Problem details
Only the number is needed: how many lines contain the word "JSON"?

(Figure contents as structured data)
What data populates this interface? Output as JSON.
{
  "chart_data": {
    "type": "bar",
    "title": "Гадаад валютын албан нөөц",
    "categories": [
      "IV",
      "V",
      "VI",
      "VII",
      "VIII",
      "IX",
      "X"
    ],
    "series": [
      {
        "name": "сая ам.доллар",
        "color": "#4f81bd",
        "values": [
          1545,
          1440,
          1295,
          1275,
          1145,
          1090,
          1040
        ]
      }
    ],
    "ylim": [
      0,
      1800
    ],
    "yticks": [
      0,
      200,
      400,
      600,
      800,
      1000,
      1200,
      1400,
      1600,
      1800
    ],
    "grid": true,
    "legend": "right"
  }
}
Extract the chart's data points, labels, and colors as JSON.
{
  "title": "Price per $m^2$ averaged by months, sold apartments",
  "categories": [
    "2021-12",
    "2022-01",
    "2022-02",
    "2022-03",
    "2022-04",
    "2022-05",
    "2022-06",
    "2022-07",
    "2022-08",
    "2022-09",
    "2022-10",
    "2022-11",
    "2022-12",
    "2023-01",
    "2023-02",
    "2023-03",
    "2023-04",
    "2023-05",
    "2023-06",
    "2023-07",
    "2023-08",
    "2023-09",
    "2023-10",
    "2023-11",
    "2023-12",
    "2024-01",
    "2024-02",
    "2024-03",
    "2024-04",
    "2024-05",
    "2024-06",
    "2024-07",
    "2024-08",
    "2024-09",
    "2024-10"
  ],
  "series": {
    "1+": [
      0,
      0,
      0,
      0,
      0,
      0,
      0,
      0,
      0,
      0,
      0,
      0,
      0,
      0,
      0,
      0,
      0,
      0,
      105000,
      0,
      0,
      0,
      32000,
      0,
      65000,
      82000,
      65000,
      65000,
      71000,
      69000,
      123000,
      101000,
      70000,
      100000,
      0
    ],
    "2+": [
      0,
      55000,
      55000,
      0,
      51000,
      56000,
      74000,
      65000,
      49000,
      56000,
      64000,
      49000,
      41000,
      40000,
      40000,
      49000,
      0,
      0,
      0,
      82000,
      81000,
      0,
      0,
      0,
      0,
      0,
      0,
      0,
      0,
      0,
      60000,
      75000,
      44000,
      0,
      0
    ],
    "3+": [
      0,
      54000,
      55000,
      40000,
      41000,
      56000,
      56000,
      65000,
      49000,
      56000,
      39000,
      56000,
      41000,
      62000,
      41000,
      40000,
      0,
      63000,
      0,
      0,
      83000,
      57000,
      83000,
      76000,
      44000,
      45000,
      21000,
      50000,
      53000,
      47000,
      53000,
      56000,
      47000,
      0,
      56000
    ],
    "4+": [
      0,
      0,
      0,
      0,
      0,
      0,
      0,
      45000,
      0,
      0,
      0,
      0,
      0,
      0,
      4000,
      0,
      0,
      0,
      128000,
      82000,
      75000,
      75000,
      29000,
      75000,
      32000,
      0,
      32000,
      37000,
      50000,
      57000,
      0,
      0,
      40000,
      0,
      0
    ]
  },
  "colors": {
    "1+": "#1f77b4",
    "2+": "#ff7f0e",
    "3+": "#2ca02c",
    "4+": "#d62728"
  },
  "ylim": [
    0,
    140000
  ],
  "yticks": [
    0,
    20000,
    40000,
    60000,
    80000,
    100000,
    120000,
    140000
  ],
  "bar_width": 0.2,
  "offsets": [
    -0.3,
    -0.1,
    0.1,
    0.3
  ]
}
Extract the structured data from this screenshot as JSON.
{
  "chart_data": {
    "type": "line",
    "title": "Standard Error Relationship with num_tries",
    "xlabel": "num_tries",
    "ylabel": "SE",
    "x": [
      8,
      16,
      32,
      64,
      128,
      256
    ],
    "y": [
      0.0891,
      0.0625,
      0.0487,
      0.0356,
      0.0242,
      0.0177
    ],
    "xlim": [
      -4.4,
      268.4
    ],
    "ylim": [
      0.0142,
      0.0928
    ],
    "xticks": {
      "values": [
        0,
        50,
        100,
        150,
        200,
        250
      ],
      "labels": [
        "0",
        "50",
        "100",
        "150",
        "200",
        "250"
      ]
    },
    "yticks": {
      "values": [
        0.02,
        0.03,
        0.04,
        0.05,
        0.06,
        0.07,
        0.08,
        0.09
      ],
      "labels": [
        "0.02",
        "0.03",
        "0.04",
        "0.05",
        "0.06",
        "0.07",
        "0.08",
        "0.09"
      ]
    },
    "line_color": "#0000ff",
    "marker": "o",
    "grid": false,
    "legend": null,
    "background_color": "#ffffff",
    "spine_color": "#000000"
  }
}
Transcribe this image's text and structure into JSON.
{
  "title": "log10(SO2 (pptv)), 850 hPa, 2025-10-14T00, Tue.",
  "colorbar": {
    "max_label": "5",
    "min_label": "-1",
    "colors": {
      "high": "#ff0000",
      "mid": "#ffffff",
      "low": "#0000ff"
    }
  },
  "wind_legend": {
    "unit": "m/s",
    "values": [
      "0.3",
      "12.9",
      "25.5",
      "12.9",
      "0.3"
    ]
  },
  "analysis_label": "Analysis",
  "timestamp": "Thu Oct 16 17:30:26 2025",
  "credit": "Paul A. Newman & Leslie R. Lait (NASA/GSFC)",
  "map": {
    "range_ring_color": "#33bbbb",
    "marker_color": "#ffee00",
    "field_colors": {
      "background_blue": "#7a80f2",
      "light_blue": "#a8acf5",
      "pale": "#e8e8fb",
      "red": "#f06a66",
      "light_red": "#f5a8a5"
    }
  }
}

Answer to this problem
4